━━━ TEXTAUSZUG ━━━

Gott sei Dank nicht in der Fastenzeit (224)


Wie Baumfreund Ekmel späterhin treffend skizzierte, wurde in Velten selbstredend wild bis hemmungslos getanzt, besonders nach der Pause. Doch nun heißt es: Abschied nehmen, den gemütlichen Gasthof verlassen. Nach Frühstück und dankenswertem Bettverbleib bis hinein in die erste Mittagsgeisterstunde. Sachsen-Anhalt ist das Ziel, genauer: die Lutherstadt Wittenberg. Das „Rom der Evangelen“, wie Doktor Makarios treffend bemerkt. Der Plan ist es, die samstägliche Bundesligakonferenz einmal ohne die in Tourtagebüchern viel zu oft vertretene Ohrverkleisterin Sabine Töpperwien erleben zu dürfen. Heißt: Eine Sky-Sportsbar muss her. Telefonisch werden zwei davon vor Ort ausgemacht. Eine davon, als „Pogobar“ am Handy missverstanden, wird sich nach getaner Reise über Wege (und vor allem Umwege) gar selbst als Poker-Sportsbar im Vereinsheim des Landesklassenvertreters Einheit Wittenberg (aktuell: Abstiegskampf) wiederfinden.

━━━ DATEN ━━━

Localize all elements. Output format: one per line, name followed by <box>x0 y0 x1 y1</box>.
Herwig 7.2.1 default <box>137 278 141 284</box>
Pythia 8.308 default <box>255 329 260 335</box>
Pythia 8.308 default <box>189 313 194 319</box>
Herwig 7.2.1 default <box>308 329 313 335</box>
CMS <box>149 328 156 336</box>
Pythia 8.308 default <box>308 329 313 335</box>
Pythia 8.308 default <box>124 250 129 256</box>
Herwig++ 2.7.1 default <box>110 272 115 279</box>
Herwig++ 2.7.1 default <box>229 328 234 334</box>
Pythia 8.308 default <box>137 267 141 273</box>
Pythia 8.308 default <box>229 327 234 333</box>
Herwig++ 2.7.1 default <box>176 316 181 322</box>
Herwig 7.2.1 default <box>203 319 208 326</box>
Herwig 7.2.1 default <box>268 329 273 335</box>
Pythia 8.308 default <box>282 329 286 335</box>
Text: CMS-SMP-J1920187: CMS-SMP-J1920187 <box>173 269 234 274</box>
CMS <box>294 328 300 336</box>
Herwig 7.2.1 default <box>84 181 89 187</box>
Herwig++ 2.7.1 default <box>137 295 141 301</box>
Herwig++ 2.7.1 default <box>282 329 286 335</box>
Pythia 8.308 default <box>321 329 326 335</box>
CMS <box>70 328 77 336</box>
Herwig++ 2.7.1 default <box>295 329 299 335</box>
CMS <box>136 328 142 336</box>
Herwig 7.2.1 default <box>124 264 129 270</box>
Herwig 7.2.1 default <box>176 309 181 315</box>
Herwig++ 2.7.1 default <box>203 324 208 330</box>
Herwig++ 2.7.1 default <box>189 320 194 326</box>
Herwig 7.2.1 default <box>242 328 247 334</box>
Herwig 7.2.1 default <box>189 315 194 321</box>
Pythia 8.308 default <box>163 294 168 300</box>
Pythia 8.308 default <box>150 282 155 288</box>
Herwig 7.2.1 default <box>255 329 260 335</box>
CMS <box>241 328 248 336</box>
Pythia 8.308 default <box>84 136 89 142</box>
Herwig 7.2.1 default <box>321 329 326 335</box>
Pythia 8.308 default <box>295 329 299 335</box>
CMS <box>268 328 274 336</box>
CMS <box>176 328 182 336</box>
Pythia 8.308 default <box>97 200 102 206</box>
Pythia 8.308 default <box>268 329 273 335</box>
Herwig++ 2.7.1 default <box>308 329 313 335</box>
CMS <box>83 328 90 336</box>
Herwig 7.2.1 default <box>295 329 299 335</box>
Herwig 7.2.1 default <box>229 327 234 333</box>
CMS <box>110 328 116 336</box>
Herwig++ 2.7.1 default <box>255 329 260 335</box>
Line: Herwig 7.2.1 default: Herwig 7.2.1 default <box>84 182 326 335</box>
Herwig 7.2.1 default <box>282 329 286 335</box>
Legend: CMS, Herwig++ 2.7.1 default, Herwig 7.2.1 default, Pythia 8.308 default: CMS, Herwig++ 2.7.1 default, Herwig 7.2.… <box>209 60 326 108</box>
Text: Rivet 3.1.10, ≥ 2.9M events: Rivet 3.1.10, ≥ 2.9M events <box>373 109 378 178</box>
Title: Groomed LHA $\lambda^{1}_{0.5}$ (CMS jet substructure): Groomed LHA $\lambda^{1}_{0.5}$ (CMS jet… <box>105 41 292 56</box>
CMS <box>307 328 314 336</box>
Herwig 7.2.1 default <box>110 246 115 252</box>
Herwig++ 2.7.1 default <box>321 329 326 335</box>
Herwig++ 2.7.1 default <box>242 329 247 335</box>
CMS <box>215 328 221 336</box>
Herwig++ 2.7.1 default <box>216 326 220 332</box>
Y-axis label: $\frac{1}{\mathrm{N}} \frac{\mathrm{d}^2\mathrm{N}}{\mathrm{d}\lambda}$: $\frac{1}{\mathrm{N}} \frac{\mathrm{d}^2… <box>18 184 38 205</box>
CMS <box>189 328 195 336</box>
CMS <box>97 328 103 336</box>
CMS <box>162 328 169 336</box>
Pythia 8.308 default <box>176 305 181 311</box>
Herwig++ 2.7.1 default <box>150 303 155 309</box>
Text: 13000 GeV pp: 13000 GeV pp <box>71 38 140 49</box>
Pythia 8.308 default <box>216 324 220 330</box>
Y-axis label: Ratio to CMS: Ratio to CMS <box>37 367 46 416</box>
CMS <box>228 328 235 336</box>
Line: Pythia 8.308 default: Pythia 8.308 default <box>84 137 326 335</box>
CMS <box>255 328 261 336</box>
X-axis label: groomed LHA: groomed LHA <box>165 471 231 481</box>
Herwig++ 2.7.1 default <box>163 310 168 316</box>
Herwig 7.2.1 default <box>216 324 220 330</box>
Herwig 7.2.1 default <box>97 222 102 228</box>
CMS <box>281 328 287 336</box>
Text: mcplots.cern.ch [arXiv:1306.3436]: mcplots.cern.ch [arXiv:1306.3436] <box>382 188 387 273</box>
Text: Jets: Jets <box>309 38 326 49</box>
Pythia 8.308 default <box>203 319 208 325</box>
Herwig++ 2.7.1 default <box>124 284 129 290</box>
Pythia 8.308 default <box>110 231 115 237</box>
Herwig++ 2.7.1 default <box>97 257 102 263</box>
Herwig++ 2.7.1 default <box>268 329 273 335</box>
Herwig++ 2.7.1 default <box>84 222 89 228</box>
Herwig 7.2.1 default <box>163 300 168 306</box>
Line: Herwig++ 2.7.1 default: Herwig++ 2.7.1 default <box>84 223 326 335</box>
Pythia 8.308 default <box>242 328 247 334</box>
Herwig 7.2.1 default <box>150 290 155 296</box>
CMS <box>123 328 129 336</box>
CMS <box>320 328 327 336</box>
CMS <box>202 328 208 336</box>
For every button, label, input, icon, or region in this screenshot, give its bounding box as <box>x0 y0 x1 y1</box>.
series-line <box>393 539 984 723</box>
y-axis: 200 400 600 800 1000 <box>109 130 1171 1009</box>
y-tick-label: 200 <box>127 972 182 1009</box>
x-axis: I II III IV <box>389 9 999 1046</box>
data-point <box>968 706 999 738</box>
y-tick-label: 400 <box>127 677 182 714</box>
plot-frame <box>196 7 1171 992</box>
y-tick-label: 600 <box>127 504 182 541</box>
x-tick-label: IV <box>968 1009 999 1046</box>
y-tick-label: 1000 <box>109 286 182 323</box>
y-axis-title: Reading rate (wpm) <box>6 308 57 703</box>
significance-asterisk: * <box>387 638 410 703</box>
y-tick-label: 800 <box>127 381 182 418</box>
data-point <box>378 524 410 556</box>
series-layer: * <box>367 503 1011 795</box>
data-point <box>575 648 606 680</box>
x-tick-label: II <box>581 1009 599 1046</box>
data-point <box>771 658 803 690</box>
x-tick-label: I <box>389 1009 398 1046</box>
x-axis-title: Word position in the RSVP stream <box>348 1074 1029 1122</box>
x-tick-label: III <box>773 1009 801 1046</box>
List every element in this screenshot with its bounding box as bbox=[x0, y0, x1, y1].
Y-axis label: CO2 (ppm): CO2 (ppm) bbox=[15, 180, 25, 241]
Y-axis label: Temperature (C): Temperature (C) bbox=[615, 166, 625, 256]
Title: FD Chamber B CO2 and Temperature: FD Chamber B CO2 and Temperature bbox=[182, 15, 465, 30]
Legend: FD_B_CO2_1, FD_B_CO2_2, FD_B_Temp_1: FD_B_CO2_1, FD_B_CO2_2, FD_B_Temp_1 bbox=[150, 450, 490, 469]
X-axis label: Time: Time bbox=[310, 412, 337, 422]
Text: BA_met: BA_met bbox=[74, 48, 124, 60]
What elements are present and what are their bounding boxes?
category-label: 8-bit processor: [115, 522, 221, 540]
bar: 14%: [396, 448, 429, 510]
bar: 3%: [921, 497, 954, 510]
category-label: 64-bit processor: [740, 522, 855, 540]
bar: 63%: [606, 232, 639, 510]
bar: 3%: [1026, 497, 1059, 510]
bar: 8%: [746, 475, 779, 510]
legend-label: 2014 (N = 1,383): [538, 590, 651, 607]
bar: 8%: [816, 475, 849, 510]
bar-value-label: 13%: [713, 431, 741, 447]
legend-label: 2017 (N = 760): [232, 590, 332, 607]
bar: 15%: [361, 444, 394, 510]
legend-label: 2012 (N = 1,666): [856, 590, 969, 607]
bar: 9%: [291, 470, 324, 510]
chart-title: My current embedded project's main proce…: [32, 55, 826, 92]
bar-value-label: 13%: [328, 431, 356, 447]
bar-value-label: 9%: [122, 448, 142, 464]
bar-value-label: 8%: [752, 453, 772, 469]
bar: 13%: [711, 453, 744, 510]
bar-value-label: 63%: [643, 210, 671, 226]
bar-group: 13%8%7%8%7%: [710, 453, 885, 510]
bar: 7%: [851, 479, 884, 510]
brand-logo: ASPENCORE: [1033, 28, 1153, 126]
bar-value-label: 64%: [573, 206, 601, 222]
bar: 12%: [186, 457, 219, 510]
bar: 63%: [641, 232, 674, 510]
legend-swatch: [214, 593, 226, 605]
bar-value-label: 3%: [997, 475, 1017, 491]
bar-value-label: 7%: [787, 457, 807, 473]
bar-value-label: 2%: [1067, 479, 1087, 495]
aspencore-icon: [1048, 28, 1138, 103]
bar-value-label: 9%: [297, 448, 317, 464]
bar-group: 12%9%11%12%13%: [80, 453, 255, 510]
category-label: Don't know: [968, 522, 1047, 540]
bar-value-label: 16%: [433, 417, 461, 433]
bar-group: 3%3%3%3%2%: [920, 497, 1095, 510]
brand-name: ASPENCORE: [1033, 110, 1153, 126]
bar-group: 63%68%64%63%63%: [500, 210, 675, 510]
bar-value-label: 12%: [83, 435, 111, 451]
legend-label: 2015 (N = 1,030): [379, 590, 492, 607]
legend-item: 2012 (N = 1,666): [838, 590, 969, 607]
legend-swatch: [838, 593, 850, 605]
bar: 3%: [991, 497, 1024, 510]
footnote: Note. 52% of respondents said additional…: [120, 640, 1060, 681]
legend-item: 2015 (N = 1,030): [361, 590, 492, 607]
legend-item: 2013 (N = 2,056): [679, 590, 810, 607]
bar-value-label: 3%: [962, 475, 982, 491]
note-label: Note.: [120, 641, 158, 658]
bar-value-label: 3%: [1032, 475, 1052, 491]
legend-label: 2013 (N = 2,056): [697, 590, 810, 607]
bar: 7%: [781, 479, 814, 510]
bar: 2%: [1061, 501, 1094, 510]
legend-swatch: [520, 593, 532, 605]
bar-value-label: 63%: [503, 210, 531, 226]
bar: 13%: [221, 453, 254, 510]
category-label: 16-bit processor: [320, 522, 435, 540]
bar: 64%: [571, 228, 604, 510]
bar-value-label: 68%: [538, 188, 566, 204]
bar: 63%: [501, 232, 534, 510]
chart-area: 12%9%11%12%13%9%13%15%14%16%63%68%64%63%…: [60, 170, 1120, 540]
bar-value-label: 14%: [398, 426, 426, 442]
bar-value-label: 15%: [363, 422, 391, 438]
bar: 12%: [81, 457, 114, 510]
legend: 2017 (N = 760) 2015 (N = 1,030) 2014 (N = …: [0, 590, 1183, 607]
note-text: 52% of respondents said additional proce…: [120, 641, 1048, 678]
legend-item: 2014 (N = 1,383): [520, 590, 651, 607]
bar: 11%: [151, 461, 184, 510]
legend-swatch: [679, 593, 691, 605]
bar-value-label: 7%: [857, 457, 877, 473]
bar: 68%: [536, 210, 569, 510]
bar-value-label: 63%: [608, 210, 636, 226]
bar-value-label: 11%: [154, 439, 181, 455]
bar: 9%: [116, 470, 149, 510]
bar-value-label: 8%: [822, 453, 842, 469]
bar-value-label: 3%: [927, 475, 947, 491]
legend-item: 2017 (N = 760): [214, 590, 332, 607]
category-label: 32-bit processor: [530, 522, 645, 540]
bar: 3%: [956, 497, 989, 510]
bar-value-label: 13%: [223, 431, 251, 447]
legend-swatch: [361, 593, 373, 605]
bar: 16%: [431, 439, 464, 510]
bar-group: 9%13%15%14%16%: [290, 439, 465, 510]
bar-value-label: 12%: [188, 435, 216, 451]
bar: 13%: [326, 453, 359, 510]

━━━

- [AUFGABENSTELLUNG]
1. Nennen Sie alle Personen, die im Reisebericht über die Fahrt nach Wittenberg namentlich erwähnt werden.
2. Zitieren Sie wortgetreu die entsprechenden Zeilen der Auflistung. Setzen Sie bei deren erster Zeile ein und enden Sie mit der Zeile, die "Pythia 8.308 default <box>321" enthält.

- [LÖSUNGEN]
1.
Baumfreund Ekmel
Doktor Makarios
Sabine Töpperwien

2.
Localize all elements. Output format: one per line, name followed by <box>x0 y0 x1 y1</box>.
Herwig 7.2.1 default <box>137 278 141 284</box>
Pythia 8.308 default <box>255 329 260 335</box>
Pythia 8.308 default <box>189 313 194 319</box>
Herwig 7.2.1 default <box>308 329 313 335</box>
CMS <box>149 328 156 336</box>
Pythia 8.308 default <box>308 329 313 335</box>
Pythia 8.308 default <box>124 250 129 256</box>
Herwig++ 2.7.1 default <box>110 272 115 279</box>
Herwig++ 2.7.1 default <box>229 328 234 334</box>
Pythia 8.308 default <box>137 267 141 273</box>
Pythia 8.308 default <box>229 327 234 333</box>
Herwig++ 2.7.1 default <box>176 316 181 322</box>
Herwig 7.2.1 default <box>203 319 208 326</box>
Herwig 7.2.1 default <box>268 329 273 335</box>
Pythia 8.308 default <box>282 329 286 335</box>
Text: CMS-SMP-J1920187: CMS-SMP-J1920187 <box>173 269 234 274</box>
CMS <box>294 328 300 336</box>
Herwig 7.2.1 default <box>84 181 89 187</box>
Herwig++ 2.7.1 default <box>137 295 141 301</box>
Herwig++ 2.7.1 default <box>282 329 286 335</box>
Pythia 8.308 default <box>321 329 326 335</box>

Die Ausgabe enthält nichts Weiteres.